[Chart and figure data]
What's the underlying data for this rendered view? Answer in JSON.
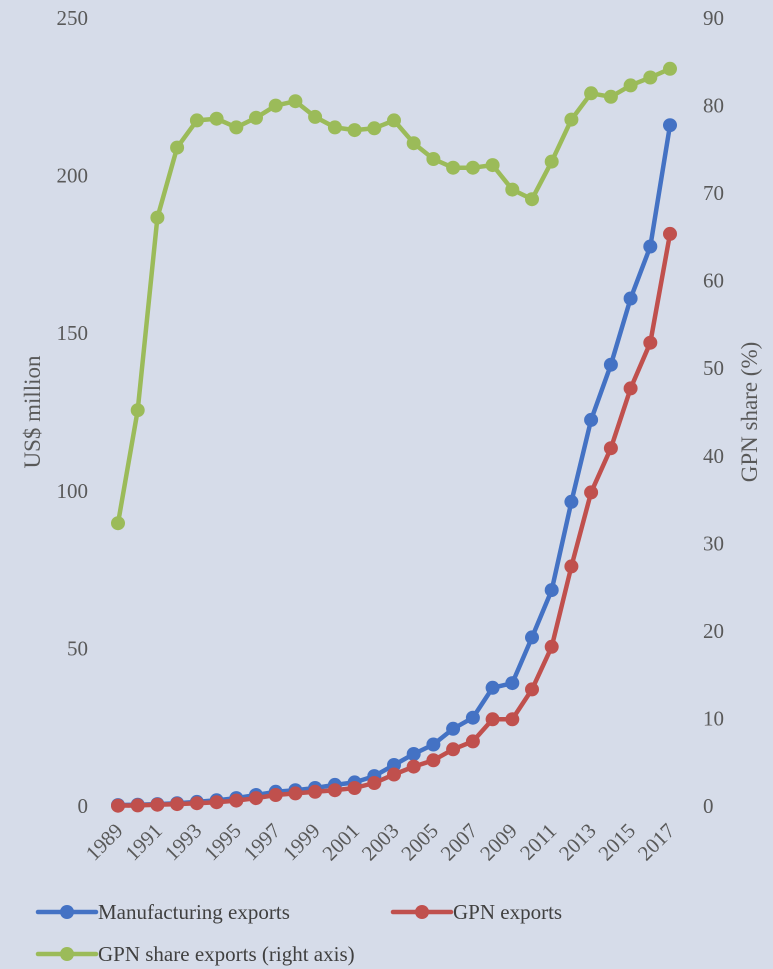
{
  "chart_data": {
    "type": "line",
    "title": "",
    "ylabel": "US$ million",
    "y2label": "GPN share (%)",
    "ylim": [
      0,
      250
    ],
    "y2lim": [
      0,
      90
    ],
    "yticks": [
      "0",
      "50",
      "100",
      "150",
      "200",
      "250"
    ],
    "y2ticks": [
      "0",
      "10",
      "20",
      "30",
      "40",
      "50",
      "60",
      "70",
      "80",
      "90"
    ],
    "x": [
      1989,
      1990,
      1991,
      1992,
      1993,
      1994,
      1995,
      1996,
      1997,
      1998,
      1999,
      2000,
      2001,
      2002,
      2003,
      2004,
      2005,
      2006,
      2007,
      2008,
      2009,
      2010,
      2011,
      2012,
      2013,
      2014,
      2015,
      2016,
      2017
    ],
    "xticks": [
      "1989",
      "1991",
      "1993",
      "1995",
      "1997",
      "1999",
      "2001",
      "2003",
      "2005",
      "2007",
      "2009",
      "2011",
      "2013",
      "2015",
      "2017"
    ],
    "grid": false,
    "legend": "bottom",
    "series": [
      {
        "name": "Manufacturing exports",
        "axis": "left",
        "color": "#4472c4",
        "values": [
          0.3,
          0.4,
          0.6,
          0.9,
          1.3,
          1.8,
          2.5,
          3.5,
          4.5,
          5.0,
          5.7,
          6.7,
          7.5,
          9.5,
          13.0,
          16.5,
          19.5,
          24.5,
          28.0,
          37.5,
          39.0,
          53.5,
          68.5,
          96.5,
          122.5,
          140.0,
          161.0,
          177.5,
          216.0
        ]
      },
      {
        "name": "GPN exports",
        "axis": "left",
        "color": "#c0504d",
        "values": [
          0.1,
          0.2,
          0.4,
          0.6,
          0.9,
          1.2,
          1.7,
          2.5,
          3.5,
          4.0,
          4.5,
          5.0,
          5.7,
          7.3,
          10.0,
          12.5,
          14.5,
          18.0,
          20.5,
          27.5,
          27.5,
          37.0,
          50.5,
          76.0,
          99.5,
          113.5,
          132.5,
          147.0,
          181.5
        ]
      },
      {
        "name": "GPN share exports (right axis)",
        "axis": "right",
        "color": "#9bbb59",
        "values": [
          32.3,
          45.2,
          67.2,
          75.2,
          78.3,
          78.5,
          77.5,
          78.6,
          80.0,
          80.5,
          78.7,
          77.5,
          77.2,
          77.4,
          78.3,
          75.7,
          73.9,
          72.9,
          72.9,
          73.2,
          70.4,
          69.3,
          73.6,
          78.4,
          81.4,
          81.0,
          82.3,
          83.2,
          84.2
        ]
      }
    ]
  }
}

- [What you will do]: Give all the entries again exactly, dropping each picture.

- [Task solution]:
What's the underlying data for this rendered view? Answer in JSON.
{
  "chart_data": {
    "type": "line",
    "title": "",
    "ylabel": "US$ million",
    "y2label": "GPN share (%)",
    "ylim": [
      0,
      250
    ],
    "y2lim": [
      0,
      90
    ],
    "yticks": [
      "0",
      "50",
      "100",
      "150",
      "200",
      "250"
    ],
    "y2ticks": [
      "0",
      "10",
      "20",
      "30",
      "40",
      "50",
      "60",
      "70",
      "80",
      "90"
    ],
    "x": [
      1989,
      1990,
      1991,
      1992,
      1993,
      1994,
      1995,
      1996,
      1997,
      1998,
      1999,
      2000,
      2001,
      2002,
      2003,
      2004,
      2005,
      2006,
      2007,
      2008,
      2009,
      2010,
      2011,
      2012,
      2013,
      2014,
      2015,
      2016,
      2017
    ],
    "xticks": [
      "1989",
      "1991",
      "1993",
      "1995",
      "1997",
      "1999",
      "2001",
      "2003",
      "2005",
      "2007",
      "2009",
      "2011",
      "2013",
      "2015",
      "2017"
    ],
    "grid": false,
    "legend": "bottom",
    "series": [
      {
        "name": "Manufacturing exports",
        "axis": "left",
        "color": "#4472c4",
        "values": [
          0.3,
          0.4,
          0.6,
          0.9,
          1.3,
          1.8,
          2.5,
          3.5,
          4.5,
          5.0,
          5.7,
          6.7,
          7.5,
          9.5,
          13.0,
          16.5,
          19.5,
          24.5,
          28.0,
          37.5,
          39.0,
          53.5,
          68.5,
          96.5,
          122.5,
          140.0,
          161.0,
          177.5,
          216.0
        ]
      },
      {
        "name": "GPN exports",
        "axis": "left",
        "color": "#c0504d",
        "values": [
          0.1,
          0.2,
          0.4,
          0.6,
          0.9,
          1.2,
          1.7,
          2.5,
          3.5,
          4.0,
          4.5,
          5.0,
          5.7,
          7.3,
          10.0,
          12.5,
          14.5,
          18.0,
          20.5,
          27.5,
          27.5,
          37.0,
          50.5,
          76.0,
          99.5,
          113.5,
          132.5,
          147.0,
          181.5
        ]
      },
      {
        "name": "GPN share exports (right axis)",
        "axis": "right",
        "color": "#9bbb59",
        "values": [
          32.3,
          45.2,
          67.2,
          75.2,
          78.3,
          78.5,
          77.5,
          78.6,
          80.0,
          80.5,
          78.7,
          77.5,
          77.2,
          77.4,
          78.3,
          75.7,
          73.9,
          72.9,
          72.9,
          73.2,
          70.4,
          69.3,
          73.6,
          78.4,
          81.4,
          81.0,
          82.3,
          83.2,
          84.2
        ]
      }
    ]
  }
}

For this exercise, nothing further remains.